_Written instruction_: Make an exact copy of all the entries, with the pictures left out.

_Extracted data entries_:
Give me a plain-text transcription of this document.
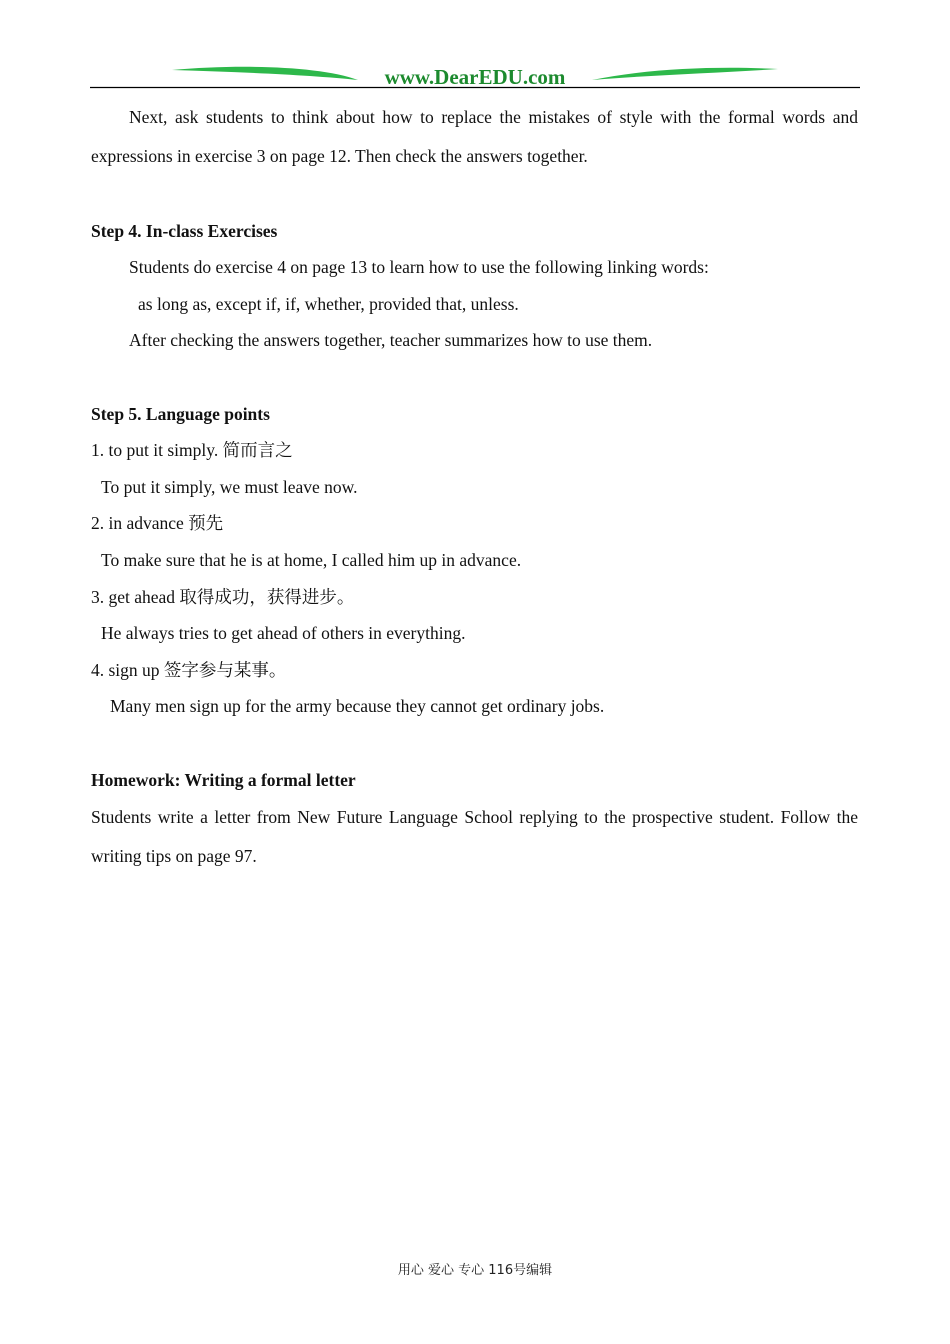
www.DearEDU.com

Next, ask students to think about how to replace the mistakes of style with the formal words and expressions in exercise 3 on page 12. Then check the answers together.

Step 4. In-class Exercises
Students do exercise 4 on page 13 to learn how to use the following linking words:
as long as, except if, if, whether, provided that, unless.
After checking the answers together, teacher summarizes how to use them.
Step 5. Language points
1. to put it simply. 简而言之
To put it simply, we must leave now.
2. in advance 预先
To make sure that he is at home, I called him up in advance.
3. get ahead 取得成功，获得进步。
He always tries to get ahead of others in everything.
4. sign up 签字参与某事。
Many men sign up for the army because they cannot get ordinary jobs.
Homework: Writing a formal letter

Students write a letter from New Future Language School replying to the prospective student. Follow the writing tips on page 97.

用心 爱心 专心 116号编辑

_Reply to the exercise_:
Give me a plain-text transcription of this document.
www.DearEDU.com

Next, ask students to think about how to replace the mistakes of style with the formal words and expressions in exercise 3 on page 12. Then check the answers together.

Step 4. In-class Exercises
Students do exercise 4 on page 13 to learn how to use the following linking words:
as long as, except if, if, whether, provided that, unless.
After checking the answers together, teacher summarizes how to use them.
Step 5. Language points
1. to put it simply. 简而言之
To put it simply, we must leave now.
2. in advance 预先
To make sure that he is at home, I called him up in advance.
3. get ahead 取得成功，获得进步。
He always tries to get ahead of others in everything.
4. sign up 签字参与某事。
Many men sign up for the army because they cannot get ordinary jobs.
Homework: Writing a formal letter

Students write a letter from New Future Language School replying to the prospective student. Follow the writing tips on page 97.

用心 爱心 专心 116号编辑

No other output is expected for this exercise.